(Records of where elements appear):
** start **

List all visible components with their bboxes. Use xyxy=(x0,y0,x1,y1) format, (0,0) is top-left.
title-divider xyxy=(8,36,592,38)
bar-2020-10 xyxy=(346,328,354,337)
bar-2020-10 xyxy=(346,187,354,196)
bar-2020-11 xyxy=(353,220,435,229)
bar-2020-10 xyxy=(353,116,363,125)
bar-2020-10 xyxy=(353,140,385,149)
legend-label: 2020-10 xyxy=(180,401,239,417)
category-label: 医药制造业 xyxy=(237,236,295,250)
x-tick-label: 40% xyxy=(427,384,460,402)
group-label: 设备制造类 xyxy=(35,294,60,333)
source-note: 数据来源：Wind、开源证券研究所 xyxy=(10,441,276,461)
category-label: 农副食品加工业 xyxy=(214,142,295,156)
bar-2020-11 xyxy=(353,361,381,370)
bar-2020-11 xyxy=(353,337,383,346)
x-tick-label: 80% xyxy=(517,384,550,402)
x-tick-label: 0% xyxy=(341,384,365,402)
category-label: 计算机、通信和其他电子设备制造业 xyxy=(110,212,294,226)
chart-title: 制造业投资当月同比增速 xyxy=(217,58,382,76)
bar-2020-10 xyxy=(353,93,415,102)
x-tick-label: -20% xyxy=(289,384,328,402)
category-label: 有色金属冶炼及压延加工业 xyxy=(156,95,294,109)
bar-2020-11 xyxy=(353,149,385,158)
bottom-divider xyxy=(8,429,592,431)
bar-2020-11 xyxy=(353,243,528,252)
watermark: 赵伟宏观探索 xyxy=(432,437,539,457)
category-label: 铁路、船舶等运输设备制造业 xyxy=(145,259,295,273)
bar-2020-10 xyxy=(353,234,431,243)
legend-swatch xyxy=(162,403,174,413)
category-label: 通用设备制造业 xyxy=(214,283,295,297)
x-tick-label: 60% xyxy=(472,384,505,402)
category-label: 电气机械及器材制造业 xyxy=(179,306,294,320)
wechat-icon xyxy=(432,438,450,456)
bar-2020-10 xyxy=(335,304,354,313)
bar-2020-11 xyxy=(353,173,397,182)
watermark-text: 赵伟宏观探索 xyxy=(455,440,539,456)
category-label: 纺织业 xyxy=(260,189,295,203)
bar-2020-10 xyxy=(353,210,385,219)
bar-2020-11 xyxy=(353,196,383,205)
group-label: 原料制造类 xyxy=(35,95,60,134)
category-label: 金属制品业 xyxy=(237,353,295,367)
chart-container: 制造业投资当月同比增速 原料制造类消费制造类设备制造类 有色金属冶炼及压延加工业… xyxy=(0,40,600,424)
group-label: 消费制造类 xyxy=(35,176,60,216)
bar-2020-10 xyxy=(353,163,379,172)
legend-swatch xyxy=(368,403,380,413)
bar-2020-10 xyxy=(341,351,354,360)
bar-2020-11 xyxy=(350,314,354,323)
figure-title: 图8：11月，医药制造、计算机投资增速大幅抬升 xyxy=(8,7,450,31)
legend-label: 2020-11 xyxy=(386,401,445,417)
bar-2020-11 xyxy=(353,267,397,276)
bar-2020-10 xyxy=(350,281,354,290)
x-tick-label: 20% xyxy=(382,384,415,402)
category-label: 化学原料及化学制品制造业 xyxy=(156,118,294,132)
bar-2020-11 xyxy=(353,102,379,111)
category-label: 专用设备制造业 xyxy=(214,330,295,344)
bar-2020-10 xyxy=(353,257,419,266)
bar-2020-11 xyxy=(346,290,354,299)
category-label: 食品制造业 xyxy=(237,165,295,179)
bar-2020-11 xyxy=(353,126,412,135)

** end **

(Exercise brief): Copy the material word for word, from its first line through the line containing "bar-2020-10 xyxy=(353,234,431,243)", and include both of those lines.

(Completed task):
List all visible components with their bboxes. Use xyxy=(x0,y0,x1,y1) format, (0,0) is top-left.
title-divider xyxy=(8,36,592,38)
bar-2020-10 xyxy=(346,328,354,337)
bar-2020-10 xyxy=(346,187,354,196)
bar-2020-11 xyxy=(353,220,435,229)
bar-2020-10 xyxy=(353,116,363,125)
bar-2020-10 xyxy=(353,140,385,149)
legend-label: 2020-10 xyxy=(180,401,239,417)
category-label: 医药制造业 xyxy=(237,236,295,250)
x-tick-label: 40% xyxy=(427,384,460,402)
group-label: 设备制造类 xyxy=(35,294,60,333)
source-note: 数据来源：Wind、开源证券研究所 xyxy=(10,441,276,461)
category-label: 农副食品加工业 xyxy=(214,142,295,156)
bar-2020-11 xyxy=(353,361,381,370)
bar-2020-11 xyxy=(353,337,383,346)
x-tick-label: 80% xyxy=(517,384,550,402)
x-tick-label: 0% xyxy=(341,384,365,402)
category-label: 计算机、通信和其他电子设备制造业 xyxy=(110,212,294,226)
chart-title: 制造业投资当月同比增速 xyxy=(217,58,382,76)
bar-2020-10 xyxy=(353,93,415,102)
x-tick-label: -20% xyxy=(289,384,328,402)
category-label: 有色金属冶炼及压延加工业 xyxy=(156,95,294,109)
bar-2020-11 xyxy=(353,149,385,158)
bottom-divider xyxy=(8,429,592,431)
bar-2020-11 xyxy=(353,243,528,252)
watermark: 赵伟宏观探索 xyxy=(432,437,539,457)
category-label: 铁路、船舶等运输设备制造业 xyxy=(145,259,295,273)
bar-2020-10 xyxy=(353,234,431,243)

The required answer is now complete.